◆ SHORT PROBLEM
Return all lines that include the string "kind".

[Start of STORED ROWS]

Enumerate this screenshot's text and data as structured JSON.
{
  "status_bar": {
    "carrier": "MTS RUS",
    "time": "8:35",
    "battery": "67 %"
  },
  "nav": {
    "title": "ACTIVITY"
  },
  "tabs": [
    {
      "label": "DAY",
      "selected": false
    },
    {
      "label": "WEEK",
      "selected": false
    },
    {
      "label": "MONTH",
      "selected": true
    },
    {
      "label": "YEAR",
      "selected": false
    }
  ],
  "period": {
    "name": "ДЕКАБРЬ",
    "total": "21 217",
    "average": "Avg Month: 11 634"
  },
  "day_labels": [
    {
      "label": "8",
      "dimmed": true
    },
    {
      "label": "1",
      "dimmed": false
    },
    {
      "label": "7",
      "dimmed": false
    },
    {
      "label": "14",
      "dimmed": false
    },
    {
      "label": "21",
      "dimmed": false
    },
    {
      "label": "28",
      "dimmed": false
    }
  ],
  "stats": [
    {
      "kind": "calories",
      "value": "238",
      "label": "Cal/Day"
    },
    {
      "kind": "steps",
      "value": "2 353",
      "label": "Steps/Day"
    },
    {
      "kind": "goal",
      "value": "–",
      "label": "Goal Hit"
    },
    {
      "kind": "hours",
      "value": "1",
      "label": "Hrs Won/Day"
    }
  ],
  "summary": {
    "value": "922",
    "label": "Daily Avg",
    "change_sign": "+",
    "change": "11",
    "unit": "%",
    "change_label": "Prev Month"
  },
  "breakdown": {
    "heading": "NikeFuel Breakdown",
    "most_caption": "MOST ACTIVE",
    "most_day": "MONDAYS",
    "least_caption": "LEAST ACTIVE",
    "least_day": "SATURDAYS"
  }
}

[End of STORED ROWS]
[Start of STORED ROWS]

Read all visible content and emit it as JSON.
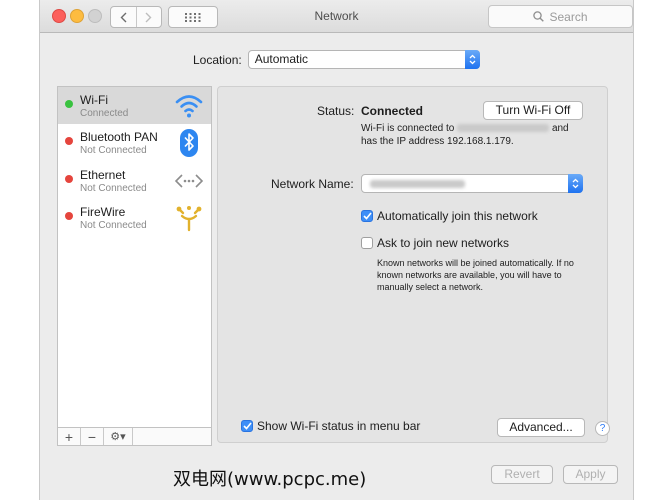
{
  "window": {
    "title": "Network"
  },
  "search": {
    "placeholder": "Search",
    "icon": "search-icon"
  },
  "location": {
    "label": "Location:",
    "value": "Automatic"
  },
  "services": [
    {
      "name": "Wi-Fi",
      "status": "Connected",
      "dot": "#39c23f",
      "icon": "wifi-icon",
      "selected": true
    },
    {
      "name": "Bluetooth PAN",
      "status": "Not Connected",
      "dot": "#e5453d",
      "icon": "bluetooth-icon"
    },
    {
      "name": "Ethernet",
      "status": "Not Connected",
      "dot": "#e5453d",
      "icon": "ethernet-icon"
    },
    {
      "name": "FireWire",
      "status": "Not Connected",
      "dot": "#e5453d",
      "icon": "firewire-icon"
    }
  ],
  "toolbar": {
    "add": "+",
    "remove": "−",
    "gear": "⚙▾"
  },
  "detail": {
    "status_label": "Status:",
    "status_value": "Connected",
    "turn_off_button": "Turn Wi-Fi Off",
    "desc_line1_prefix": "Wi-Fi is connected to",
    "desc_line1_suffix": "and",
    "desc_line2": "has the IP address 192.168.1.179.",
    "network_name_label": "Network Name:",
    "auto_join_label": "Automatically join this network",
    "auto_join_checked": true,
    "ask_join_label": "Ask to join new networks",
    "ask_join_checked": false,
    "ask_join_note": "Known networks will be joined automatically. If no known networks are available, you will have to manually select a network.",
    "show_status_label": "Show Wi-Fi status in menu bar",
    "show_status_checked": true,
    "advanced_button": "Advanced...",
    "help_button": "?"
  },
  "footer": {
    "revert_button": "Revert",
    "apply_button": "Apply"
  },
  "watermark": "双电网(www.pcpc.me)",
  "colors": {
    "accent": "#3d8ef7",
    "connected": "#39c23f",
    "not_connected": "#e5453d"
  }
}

[End of STORED ROWS]

◆ SOLUTION BELOW
      "kind": "calories",
      "kind": "steps",
      "kind": "goal",
      "kind": "hours",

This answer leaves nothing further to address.